### REQUIREMENT
Count how many lines have the word "color" in them. Reply with that number by itself.

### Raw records

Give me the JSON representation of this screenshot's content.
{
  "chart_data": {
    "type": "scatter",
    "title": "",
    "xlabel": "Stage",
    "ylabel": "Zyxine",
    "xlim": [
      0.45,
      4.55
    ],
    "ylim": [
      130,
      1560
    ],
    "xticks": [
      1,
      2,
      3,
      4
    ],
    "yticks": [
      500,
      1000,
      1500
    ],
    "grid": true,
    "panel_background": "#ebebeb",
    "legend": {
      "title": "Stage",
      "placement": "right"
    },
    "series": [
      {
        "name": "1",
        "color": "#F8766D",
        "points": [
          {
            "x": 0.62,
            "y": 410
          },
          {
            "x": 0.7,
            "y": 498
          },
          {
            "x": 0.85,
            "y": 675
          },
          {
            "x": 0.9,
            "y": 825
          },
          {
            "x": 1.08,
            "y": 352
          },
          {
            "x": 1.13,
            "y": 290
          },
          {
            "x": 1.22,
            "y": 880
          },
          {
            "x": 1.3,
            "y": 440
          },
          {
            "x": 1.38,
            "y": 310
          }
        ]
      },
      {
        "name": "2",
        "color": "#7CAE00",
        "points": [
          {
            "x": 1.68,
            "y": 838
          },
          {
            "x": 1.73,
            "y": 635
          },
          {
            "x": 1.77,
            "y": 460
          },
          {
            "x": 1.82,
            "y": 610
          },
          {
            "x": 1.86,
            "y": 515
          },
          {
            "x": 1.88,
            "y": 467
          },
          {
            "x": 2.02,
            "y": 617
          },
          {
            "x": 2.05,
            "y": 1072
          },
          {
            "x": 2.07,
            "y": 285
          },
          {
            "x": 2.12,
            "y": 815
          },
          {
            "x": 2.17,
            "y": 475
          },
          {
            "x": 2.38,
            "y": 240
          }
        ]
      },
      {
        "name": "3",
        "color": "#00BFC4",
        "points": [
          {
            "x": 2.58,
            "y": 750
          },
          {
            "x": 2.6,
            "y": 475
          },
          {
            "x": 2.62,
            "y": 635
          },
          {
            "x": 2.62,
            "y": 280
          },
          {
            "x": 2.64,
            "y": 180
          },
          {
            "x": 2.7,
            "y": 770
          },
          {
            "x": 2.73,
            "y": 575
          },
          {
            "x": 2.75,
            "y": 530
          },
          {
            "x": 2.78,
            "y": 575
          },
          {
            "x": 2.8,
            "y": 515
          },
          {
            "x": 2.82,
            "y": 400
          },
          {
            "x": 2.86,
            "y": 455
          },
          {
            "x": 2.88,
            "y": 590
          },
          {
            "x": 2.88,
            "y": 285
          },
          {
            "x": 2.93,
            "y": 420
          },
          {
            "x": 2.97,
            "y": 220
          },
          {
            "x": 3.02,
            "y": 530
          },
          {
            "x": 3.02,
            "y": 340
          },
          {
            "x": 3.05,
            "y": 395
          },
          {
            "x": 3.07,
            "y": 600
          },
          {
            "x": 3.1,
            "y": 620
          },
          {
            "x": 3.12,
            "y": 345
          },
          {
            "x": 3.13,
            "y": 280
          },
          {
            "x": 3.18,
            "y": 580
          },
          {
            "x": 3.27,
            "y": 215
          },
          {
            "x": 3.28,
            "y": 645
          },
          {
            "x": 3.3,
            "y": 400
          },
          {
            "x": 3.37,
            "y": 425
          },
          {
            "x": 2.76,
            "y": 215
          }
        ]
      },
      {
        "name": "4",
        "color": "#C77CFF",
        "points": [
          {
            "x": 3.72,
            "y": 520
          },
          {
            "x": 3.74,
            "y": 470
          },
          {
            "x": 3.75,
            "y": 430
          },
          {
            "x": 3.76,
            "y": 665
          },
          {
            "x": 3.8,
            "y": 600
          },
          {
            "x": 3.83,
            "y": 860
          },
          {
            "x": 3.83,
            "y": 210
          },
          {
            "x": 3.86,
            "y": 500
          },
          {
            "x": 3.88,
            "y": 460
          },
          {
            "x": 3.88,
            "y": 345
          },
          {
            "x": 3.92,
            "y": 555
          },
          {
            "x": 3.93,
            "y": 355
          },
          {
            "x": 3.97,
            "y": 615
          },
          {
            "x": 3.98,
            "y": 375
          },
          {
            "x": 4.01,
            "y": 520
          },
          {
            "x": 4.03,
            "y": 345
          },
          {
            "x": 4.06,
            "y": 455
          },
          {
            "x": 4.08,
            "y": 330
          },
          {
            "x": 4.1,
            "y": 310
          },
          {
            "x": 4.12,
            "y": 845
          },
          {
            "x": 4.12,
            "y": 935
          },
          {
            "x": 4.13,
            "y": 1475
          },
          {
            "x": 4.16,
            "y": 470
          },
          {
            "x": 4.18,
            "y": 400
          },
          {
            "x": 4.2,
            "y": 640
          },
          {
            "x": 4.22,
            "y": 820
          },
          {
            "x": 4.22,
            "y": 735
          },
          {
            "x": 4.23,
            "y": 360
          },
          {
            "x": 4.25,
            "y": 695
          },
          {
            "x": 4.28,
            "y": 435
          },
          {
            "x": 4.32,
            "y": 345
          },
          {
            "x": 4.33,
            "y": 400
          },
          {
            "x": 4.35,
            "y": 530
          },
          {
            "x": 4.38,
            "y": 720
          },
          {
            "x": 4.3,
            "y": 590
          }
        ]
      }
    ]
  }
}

### TASK RESPONSE
4